Dataset entries
━━━━━━━━━━

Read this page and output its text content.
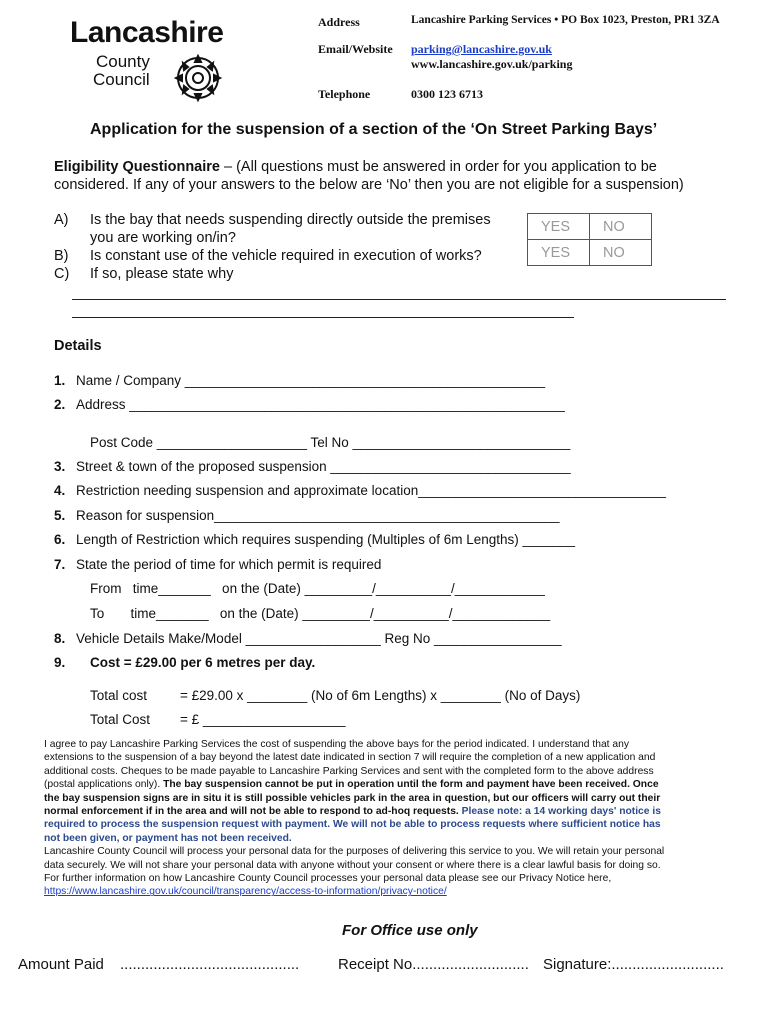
Lancashire
County
Council
Address	Lancashire Parking Services • PO Box 1023, Preston, PR1 3ZA
Email/Website parking@lancashire.gov.uk
www.lancashire.gov.uk/parking
Telephone	0300 123 6713
Application for the suspension of a section of the ‘On Street Parking Bays’
Eligibility Questionnaire – (All questions must be answered in order for you application to be
considered. If any of your answers to the below are ‘No’ then you are not eligible for a suspension)
A) Is the bay that needs suspending directly outside the premises
you are working on/in?
B) Is constant use of the vehicle required in execution of works?
C) If so, please state why
YES	NO
YES	NO
Details
1. Name / Company ________________________________________________
2. Address __________________________________________________________
Post Code ____________________ Tel No _____________________________
3. Street & town of the proposed suspension ________________________________
4. Restriction needing suspension and approximate location_________________________________
5. Reason for suspension______________________________________________
6. Length of Restriction which requires suspending (Multiples of 6m Lengths) _______
7. State the period of time for which permit is required
From   time_______   on the (Date) _________/__________/____________
To       time_______   on the (Date) _________/__________/_____________
8. Vehicle Details Make/Model __________________ Reg No _________________
9. Cost = £29.00 per 6 metres per day.
Total cost = £29.00 x ________ (No of 6m Lengths) x ________ (No of Days)
Total Cost = £ ___________________
I agree to pay Lancashire Parking Services the cost of suspending the above bays for the period indicated. I understand that any
extensions to the suspension of a bay beyond the latest date indicated in section 7 will require the completion of a new application and
additional costs. Cheques to be made payable to Lancashire Parking Services and sent with the completed form to the above address
(postal applications only). The bay suspension cannot be put in operation until the form and payment have been received. Once
the bay suspension signs are in situ it is still possible vehicles park in the area in question, but our officers will carry out their
normal enforcement if in the area and will not be able to respond to ad-hoq requests. Please note: a 14 working days' notice is
required to process the suspension request with payment. We will not be able to process requests where sufficient notice has
not been given, or payment has not been received.
Lancashire County Council will process your personal data for the purposes of delivering this service to you. We will retain your personal
data securely. We will not share your personal data with anyone without your consent or where there is a clear lawful basis for doing so.
For further information on how Lancashire County Council processes your personal data please see our Privacy Notice here,
https://www.lancashire.gov.uk/council/transparency/access-to-information/privacy-notice/
For Office use only
Amount Paid ...........................................	Receipt No............................ Signature:...........................
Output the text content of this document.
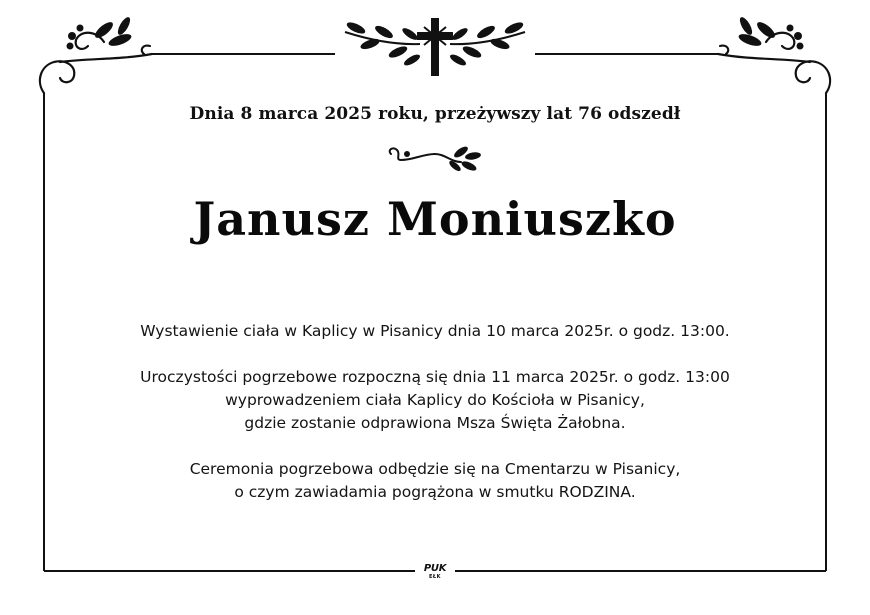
Dnia 8 marca 2025 roku, przeżywszy lat 76 odszedł
Janusz Moniuszko

Wystawienie ciała w Kaplicy w Pisanicy dnia 10 marca 2025r. o godz. 13:00.

Uroczystości pogrzebowe rozpoczną się dnia 11 marca 2025r. o godz. 13:00
wyprowadzeniem ciała Kaplicy do Kościoła w Pisanicy,
gdzie zostanie odprawiona Msza Święta Żałobna.

Ceremonia pogrzebowa odbędzie się na Cmentarzu w Pisanicy,
o czym zawiadamia pogrążona w smutku RODZINA.

PUK
EŁK
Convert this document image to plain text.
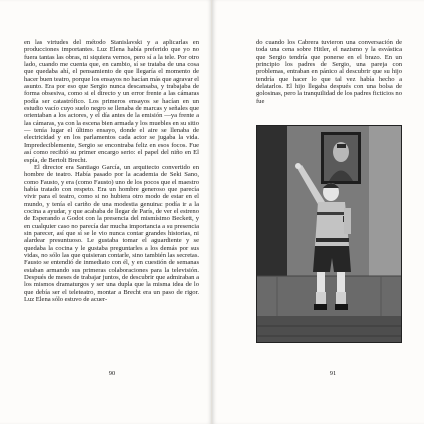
en las virtudes del método Stanislavski y a aplicarlas en producciones importantes. Luz Elena había preferido que yo no fuera tantas las obras, ni siquiera vernos, pero sí a la tele. Por otro lado, cuando me cuenta que, en cambio, sí se trataba de una cosa que quedaba ahí, el pensamiento de que llegaría el momento de hacer buen teatro, porque los ensayos no hacían más que agravar el asunto. Era por eso que Sergio nunca descansaba, y trabajaba de forma obsesiva, como si el directo y un error frente a las cámaras podía ser catastrófico. Los primeros ensayos se hacían en un estudio vacío cuyo suelo negro se llenaba de marcas y señales que orientaban a los actores, y el día antes de la emisión —ya frente a las cámaras, ya con la escena bien armada y los muebles en su sitio— tenía lugar el último ensayo, donde el aire se llenaba de electricidad y en los parlamentos cada actor se jugaba la vida. Impredeciblemente, Sergio se encontraba feliz en esos focos. Fue así como recibió su primer encargo serio: el papel del niño en El espía, de Bertolt Brecht.

El director era Santiago García, un arquitecto convertido en hombre de teatro. Había pasado por la academia de Seki Sano, como Fausto, y era (como Fausto) uno de los pocos que el maestro había tratado con respeto. Era un hombre generoso que parecía vivir para el teatro, como si no hubiera otro modo de estar en el mundo, y tenía el cariño de una modestia genuina: podía ir a la cocina a ayudar, y que acababa de llegar de París, de ver el estreno de Esperando a Godot con la presencia del mismísimo Beckett, y en cualquier caso no parecía dar mucha importancia a su presencia sin parecer, así que sí se le vio nunca contar grandes historias, ni alardear presuntuoso. Le gustaba tomar el aguardiente y se quedaba la cocina y le gustaba preguntarles a los demás por sus vidas, no sólo las que quisieran contarle, sino también las secretas. Fausto se entendió de inmediato con él, y en cuestión de semanas estaban armando sus primeras colaboraciones para la televisión. Después de meses de trabajar juntos, de descubrir que admiraban a los mismos dramaturgos y ser una dupla que la misma idea de lo que debía ser el teleteatro, montar a Brecht era un paso de rigor. Luz Elena sólo estuvo de acuer-

90

do cuando los Cabrera tuvieron una conversación de toda una cena sobre Hitler, el nazismo y la esvástica que Sergio tendría que ponerse en el brazo. En un principio los padres de Sergio, una pareja con problemas, entraban en pánico al descubrir que su hijo tendría que hacer lo que tal vez había hecho a delatarlos. El hijo llegaba después con una bolsa de golosinas, pero la tranquilidad de los padres ficticios no fue

91
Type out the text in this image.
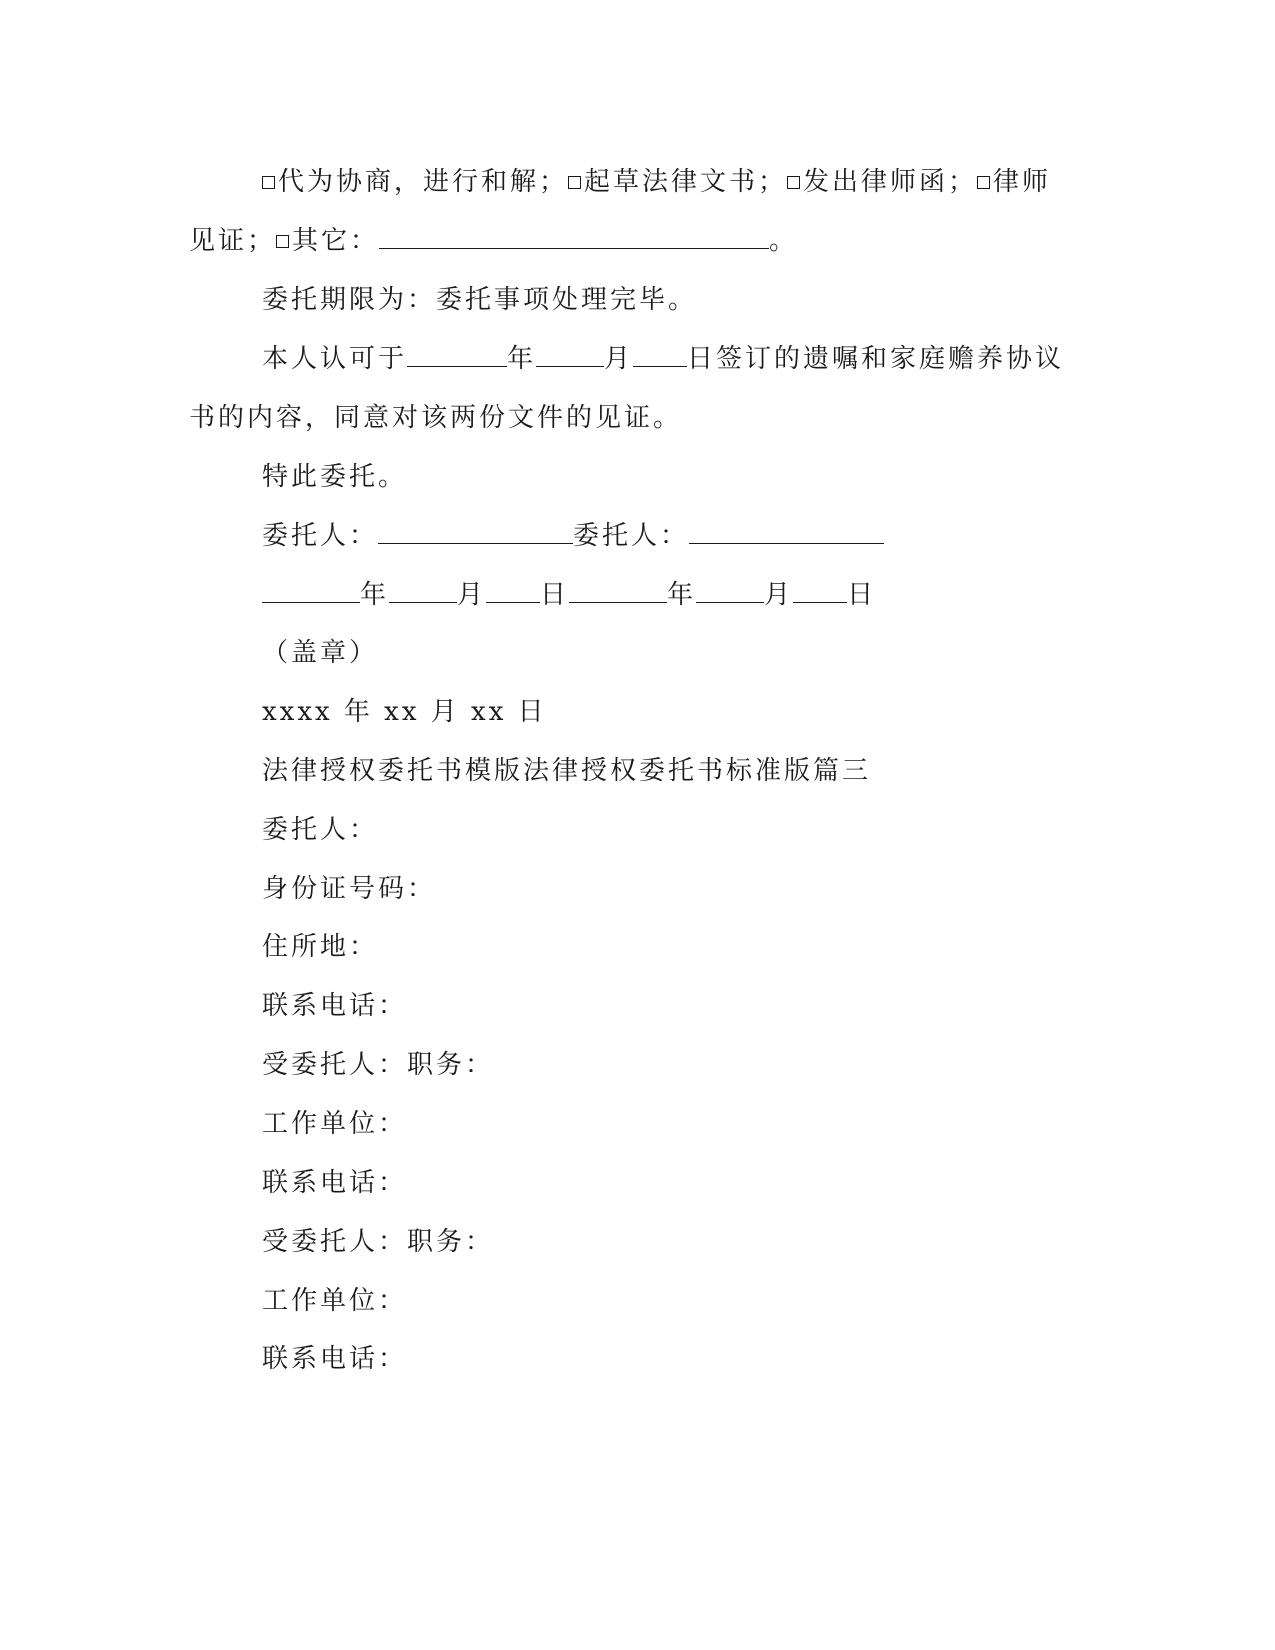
代为协商，进行和解； 起草法律文书； 发出律师函； 律师
见证； 其它：	。
委托期限为：委托事项处理完毕。
本人认可于	年	月 日签订的遗嘱和家庭赡养协议
书的内容，同意对该两份文件的见证。
特此委托。
委托人：	委托人：
年	月 日	年	月 日
（盖章）
xxxx 年 xx 月 xx 日
法律授权委托书模版法律授权委托书标准版篇三
委托人：
身份证号码：
住所地：
联系电话：
受委托人：职务：
工作单位：
联系电话：
受委托人：职务：
工作单位：
联系电话：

━━━━━━━━━━

- **WHAT YOU WILL DO**: Find all lines holding the string "requests" and copy them.

- **ANSWER FOR THE TASK**:
normal enforcement if in the area and will not be able to respond to ad-hoq requests. Please note: a 14 working days' notice is
required to process the suspension request with payment. We will not be able to process requests where sufficient notice has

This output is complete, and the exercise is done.